Lines of data:
-- BEGIN --

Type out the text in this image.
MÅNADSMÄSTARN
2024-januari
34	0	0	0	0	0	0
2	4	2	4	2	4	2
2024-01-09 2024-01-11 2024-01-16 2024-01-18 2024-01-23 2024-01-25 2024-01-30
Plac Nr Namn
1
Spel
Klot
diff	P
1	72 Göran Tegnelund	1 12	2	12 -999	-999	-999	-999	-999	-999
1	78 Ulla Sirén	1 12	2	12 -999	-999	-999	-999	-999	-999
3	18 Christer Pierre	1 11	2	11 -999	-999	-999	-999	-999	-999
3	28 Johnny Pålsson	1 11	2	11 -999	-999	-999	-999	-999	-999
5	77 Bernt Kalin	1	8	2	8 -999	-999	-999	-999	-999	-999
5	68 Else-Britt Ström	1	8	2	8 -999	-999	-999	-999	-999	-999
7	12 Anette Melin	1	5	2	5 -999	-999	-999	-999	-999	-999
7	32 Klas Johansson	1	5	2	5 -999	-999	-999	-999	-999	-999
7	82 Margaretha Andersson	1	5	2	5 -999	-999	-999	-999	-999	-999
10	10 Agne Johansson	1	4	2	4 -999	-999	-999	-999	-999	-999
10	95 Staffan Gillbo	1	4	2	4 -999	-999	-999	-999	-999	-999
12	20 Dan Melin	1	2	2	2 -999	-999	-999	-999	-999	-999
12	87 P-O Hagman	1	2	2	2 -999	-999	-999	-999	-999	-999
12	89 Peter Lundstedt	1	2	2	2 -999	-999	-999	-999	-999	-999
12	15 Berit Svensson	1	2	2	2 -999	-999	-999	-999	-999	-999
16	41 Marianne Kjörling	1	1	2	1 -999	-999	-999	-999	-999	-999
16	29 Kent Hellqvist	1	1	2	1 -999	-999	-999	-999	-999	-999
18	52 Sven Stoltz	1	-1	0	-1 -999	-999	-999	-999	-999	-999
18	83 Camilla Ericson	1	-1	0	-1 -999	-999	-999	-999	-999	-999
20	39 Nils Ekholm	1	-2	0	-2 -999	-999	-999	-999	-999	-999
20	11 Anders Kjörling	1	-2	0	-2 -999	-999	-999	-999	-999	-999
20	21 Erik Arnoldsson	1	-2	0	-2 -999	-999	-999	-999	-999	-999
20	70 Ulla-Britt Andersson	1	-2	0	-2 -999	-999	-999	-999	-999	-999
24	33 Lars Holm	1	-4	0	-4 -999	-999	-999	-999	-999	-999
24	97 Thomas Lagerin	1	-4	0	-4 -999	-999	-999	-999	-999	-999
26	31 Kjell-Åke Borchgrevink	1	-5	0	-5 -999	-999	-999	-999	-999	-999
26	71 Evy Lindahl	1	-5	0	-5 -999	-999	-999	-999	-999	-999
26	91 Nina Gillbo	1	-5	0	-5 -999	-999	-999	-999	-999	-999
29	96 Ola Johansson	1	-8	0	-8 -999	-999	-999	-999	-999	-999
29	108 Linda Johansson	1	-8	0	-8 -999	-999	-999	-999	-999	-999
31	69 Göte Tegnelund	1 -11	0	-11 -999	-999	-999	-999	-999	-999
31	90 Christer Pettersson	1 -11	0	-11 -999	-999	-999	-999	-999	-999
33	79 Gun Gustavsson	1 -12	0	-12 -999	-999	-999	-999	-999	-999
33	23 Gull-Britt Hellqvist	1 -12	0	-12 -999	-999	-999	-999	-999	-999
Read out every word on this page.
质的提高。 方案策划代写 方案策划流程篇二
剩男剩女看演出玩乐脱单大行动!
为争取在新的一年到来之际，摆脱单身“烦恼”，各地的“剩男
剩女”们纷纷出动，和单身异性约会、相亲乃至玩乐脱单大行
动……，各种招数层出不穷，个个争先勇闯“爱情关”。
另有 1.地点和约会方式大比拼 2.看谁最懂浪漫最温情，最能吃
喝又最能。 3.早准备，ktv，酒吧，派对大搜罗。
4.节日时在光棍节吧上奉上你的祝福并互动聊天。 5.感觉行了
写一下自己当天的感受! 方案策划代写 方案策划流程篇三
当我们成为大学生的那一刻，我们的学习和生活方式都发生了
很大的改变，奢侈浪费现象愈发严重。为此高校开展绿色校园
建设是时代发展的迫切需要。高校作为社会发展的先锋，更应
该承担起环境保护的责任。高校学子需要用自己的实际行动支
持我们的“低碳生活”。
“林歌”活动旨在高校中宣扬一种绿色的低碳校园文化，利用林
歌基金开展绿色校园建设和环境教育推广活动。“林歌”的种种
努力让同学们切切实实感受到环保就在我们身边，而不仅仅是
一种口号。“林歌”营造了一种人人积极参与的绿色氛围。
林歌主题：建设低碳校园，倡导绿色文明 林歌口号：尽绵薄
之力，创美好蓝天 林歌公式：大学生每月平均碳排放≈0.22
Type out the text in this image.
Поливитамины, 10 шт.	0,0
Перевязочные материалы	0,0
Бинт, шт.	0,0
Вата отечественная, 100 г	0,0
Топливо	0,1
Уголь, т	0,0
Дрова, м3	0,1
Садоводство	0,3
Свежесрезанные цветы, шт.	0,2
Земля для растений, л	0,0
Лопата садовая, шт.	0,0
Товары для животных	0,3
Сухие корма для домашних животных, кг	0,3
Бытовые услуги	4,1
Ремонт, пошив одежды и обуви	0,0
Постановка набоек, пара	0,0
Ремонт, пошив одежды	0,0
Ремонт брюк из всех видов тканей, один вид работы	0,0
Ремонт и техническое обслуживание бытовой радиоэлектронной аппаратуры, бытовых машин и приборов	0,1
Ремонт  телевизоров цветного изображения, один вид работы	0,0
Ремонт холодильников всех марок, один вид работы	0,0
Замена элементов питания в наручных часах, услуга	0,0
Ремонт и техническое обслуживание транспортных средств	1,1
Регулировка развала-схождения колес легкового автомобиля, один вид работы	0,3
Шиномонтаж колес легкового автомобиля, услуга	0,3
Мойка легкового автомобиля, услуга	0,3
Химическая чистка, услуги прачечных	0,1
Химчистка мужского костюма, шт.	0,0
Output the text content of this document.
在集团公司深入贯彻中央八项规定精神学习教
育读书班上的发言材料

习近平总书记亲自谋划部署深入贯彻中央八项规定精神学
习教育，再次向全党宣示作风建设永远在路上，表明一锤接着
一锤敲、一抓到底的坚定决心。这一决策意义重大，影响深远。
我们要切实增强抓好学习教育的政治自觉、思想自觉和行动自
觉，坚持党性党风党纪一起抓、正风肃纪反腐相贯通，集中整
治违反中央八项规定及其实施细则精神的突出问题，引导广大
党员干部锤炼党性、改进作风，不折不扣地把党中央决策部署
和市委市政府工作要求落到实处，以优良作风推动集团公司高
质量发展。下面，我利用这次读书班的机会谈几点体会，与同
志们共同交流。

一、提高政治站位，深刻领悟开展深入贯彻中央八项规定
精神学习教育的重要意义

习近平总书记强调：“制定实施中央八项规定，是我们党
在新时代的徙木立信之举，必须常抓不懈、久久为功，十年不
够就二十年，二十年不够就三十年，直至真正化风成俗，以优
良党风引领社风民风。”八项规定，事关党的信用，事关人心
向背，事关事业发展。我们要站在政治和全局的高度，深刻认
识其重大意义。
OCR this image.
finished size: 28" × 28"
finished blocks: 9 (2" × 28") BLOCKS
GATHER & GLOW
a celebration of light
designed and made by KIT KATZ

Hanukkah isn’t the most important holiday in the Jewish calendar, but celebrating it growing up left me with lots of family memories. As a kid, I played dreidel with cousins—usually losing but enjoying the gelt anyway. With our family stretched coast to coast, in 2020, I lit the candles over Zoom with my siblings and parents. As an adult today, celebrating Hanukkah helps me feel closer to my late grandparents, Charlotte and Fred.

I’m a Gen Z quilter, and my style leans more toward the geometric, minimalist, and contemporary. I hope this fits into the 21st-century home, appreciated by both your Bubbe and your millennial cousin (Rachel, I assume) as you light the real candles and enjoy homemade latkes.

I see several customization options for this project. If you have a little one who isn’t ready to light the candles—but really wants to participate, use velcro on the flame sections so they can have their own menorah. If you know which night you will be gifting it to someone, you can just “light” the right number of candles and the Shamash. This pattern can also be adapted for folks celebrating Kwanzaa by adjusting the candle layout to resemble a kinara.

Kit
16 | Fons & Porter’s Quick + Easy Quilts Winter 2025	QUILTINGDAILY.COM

-- END --

■ Requirements ■
In the records, locate each line holding the string "方案策划代写" and copy it.

■ Output of the exercise ■
质的提高。 方案策划代写 方案策划流程篇二
写一下自己当天的感受! 方案策划代写 方案策划流程篇三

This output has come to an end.